═════ MATERIAL ═════

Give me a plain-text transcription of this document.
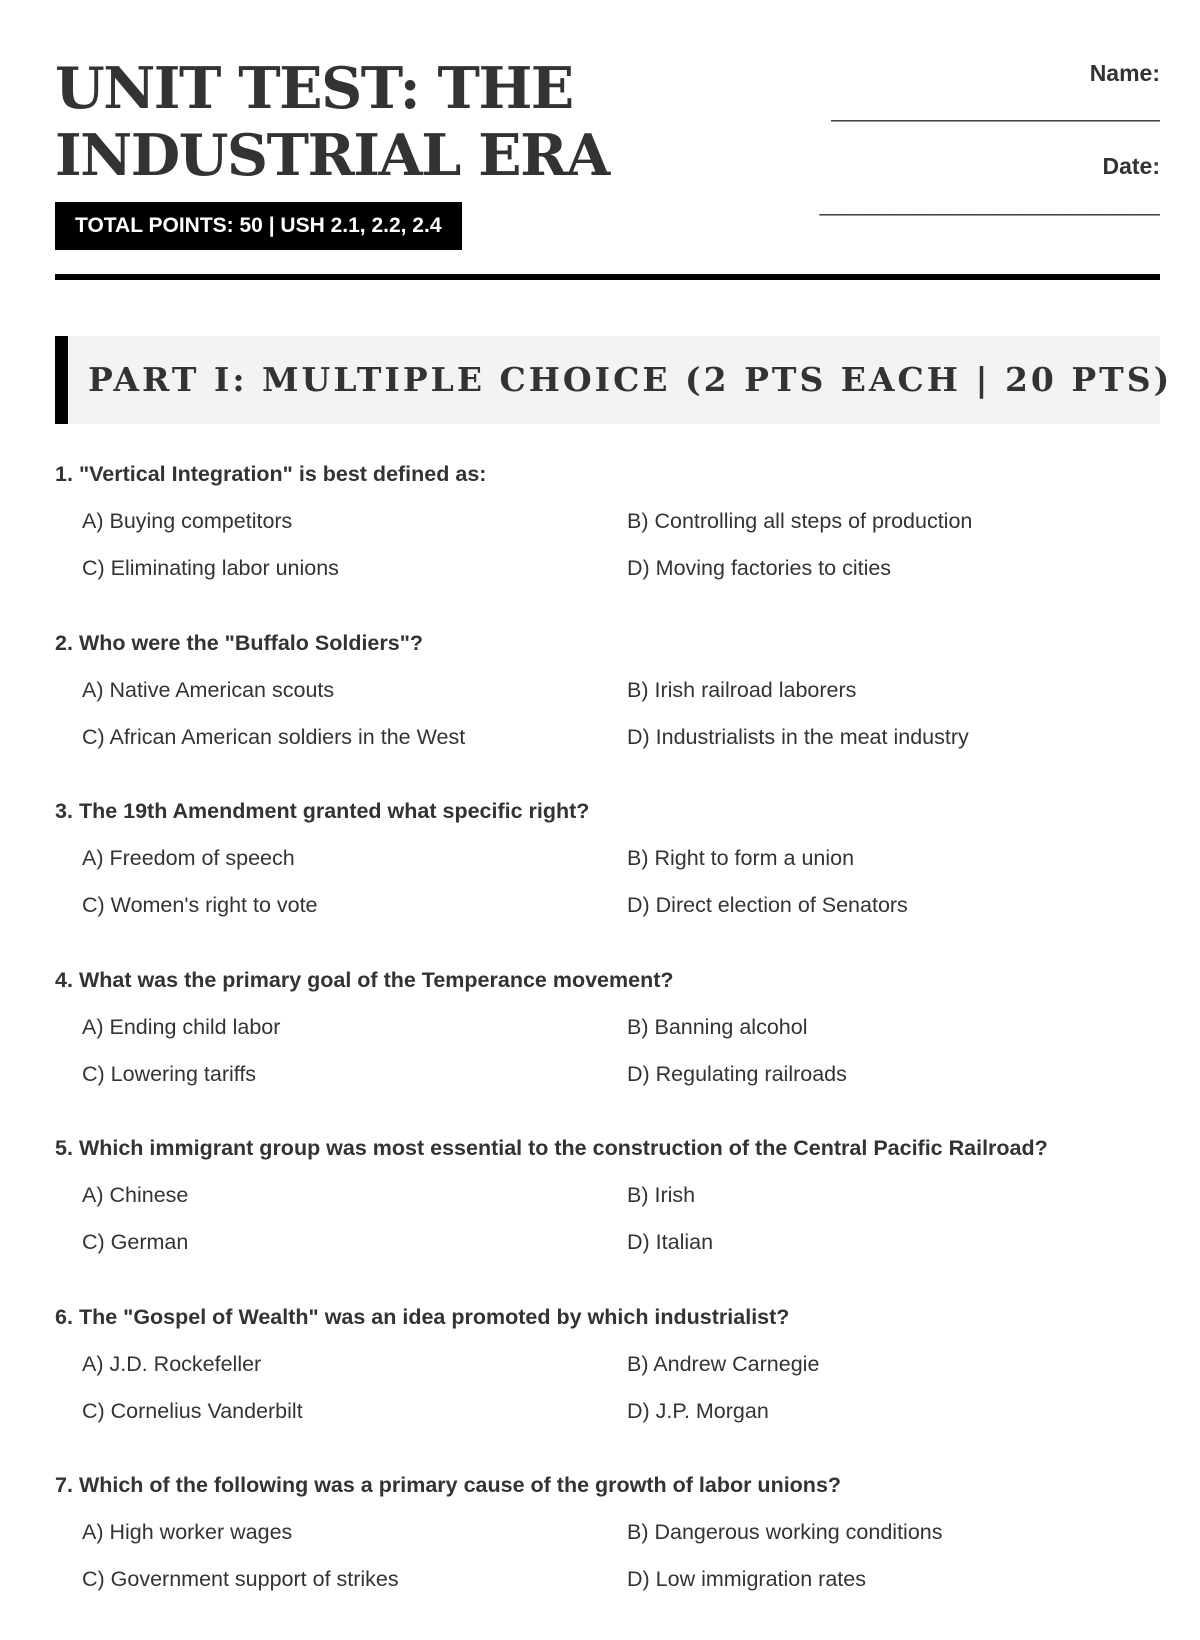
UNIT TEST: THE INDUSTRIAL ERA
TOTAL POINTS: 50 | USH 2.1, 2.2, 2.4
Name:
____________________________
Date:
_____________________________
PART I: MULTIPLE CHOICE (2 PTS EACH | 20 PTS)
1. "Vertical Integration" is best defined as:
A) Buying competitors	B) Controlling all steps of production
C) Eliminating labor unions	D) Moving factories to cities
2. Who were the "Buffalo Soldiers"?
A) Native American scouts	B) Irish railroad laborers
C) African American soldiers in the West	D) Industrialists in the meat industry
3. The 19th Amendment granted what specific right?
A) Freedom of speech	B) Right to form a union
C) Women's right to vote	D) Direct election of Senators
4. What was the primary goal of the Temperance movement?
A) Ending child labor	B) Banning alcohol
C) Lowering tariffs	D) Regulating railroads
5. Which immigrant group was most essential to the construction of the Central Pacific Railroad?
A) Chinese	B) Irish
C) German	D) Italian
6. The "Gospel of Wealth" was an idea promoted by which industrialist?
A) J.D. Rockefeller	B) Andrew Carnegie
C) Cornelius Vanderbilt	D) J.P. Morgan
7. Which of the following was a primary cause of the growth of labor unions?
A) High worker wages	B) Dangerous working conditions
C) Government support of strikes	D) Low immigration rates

═════
═════ MATERIAL ═════

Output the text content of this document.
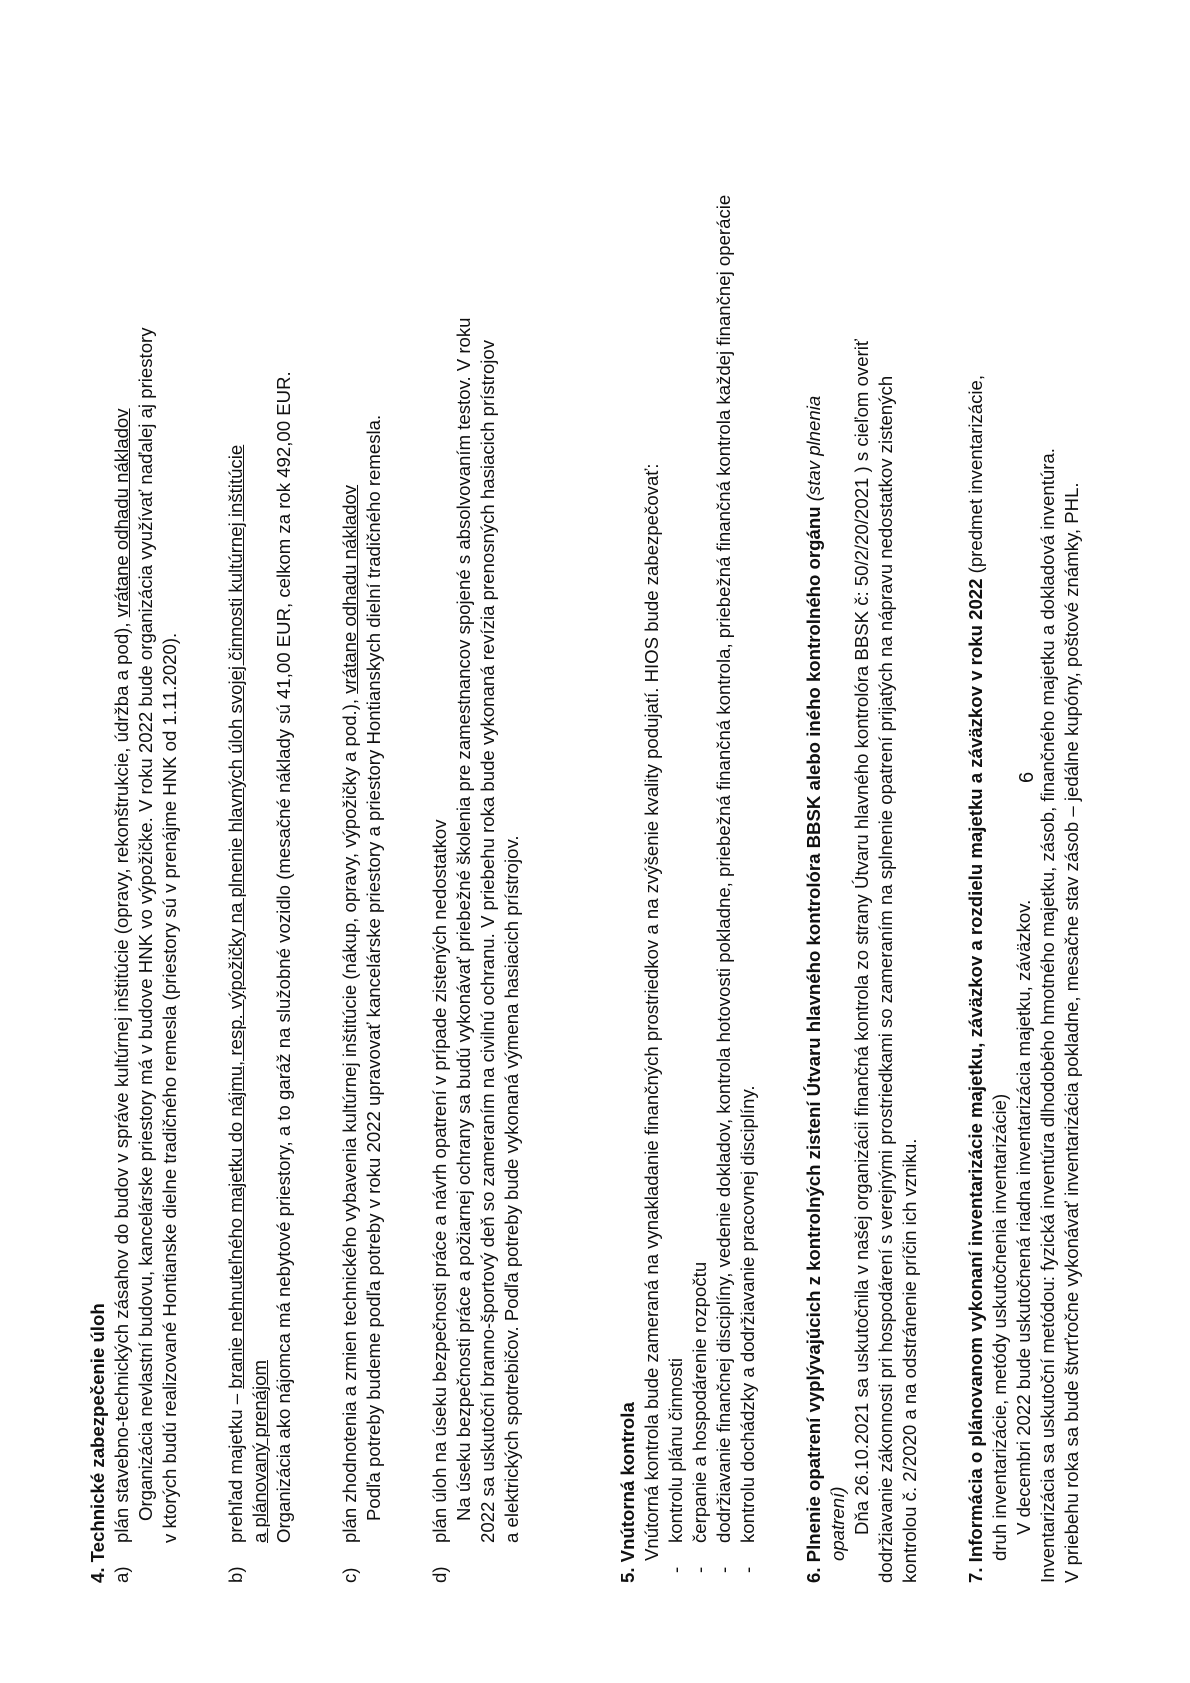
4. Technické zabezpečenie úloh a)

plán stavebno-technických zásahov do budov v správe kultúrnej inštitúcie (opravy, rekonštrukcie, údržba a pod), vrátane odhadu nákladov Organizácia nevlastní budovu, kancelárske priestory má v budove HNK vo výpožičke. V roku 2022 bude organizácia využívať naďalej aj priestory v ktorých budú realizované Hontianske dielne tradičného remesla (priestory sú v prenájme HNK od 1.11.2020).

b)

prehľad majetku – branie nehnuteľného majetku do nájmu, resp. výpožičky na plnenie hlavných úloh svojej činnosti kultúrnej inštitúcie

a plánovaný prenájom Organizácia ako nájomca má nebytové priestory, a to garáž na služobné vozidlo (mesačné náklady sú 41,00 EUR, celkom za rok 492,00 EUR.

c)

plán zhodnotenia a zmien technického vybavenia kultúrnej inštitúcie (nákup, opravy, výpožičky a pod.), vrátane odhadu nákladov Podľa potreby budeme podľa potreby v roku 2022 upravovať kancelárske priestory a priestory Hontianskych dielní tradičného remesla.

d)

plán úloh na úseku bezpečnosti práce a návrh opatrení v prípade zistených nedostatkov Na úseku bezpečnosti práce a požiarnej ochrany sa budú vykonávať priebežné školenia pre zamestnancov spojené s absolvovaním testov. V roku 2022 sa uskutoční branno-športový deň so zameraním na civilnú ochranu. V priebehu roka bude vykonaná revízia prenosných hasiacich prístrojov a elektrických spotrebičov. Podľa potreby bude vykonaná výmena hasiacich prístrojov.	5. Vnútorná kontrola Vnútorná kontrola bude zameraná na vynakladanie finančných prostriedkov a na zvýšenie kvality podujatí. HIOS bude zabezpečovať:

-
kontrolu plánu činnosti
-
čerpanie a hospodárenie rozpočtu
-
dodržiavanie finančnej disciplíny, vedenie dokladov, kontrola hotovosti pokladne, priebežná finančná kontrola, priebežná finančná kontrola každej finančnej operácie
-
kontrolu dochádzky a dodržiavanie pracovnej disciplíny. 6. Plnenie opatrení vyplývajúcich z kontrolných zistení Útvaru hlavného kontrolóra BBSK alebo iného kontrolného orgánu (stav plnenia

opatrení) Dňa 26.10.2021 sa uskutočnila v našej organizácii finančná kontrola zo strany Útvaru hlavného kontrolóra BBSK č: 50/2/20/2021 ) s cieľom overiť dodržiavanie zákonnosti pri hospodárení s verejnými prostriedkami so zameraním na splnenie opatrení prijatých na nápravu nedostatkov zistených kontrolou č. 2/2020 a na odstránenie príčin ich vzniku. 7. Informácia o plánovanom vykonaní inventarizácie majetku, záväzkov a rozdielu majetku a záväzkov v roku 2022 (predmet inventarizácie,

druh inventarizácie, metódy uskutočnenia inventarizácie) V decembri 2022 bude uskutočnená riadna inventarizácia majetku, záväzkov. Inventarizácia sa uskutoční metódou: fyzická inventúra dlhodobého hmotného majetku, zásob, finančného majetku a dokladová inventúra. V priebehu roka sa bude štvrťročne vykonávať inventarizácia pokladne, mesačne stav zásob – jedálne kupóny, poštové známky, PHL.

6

═════
═════ MATERIAL ═════

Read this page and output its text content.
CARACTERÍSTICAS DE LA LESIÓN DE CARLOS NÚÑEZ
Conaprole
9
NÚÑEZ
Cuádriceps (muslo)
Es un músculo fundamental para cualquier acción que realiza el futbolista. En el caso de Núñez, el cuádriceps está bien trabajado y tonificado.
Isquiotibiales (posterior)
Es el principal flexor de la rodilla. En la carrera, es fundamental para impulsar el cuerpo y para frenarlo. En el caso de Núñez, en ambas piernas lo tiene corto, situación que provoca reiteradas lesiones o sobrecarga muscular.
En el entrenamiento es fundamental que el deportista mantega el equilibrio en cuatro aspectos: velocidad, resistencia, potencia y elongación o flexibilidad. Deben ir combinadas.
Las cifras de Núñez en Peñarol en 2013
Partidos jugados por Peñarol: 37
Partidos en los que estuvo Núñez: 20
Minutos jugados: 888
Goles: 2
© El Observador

═════

§ EXERCISE REQUIREMENTS: Copy out the lines in which the string "text" appears.

§ ANSWER TO THE EXERCISE:
Give me a plain-text transcription of this document.
Output the text content of this document.
Read this page and output its text content.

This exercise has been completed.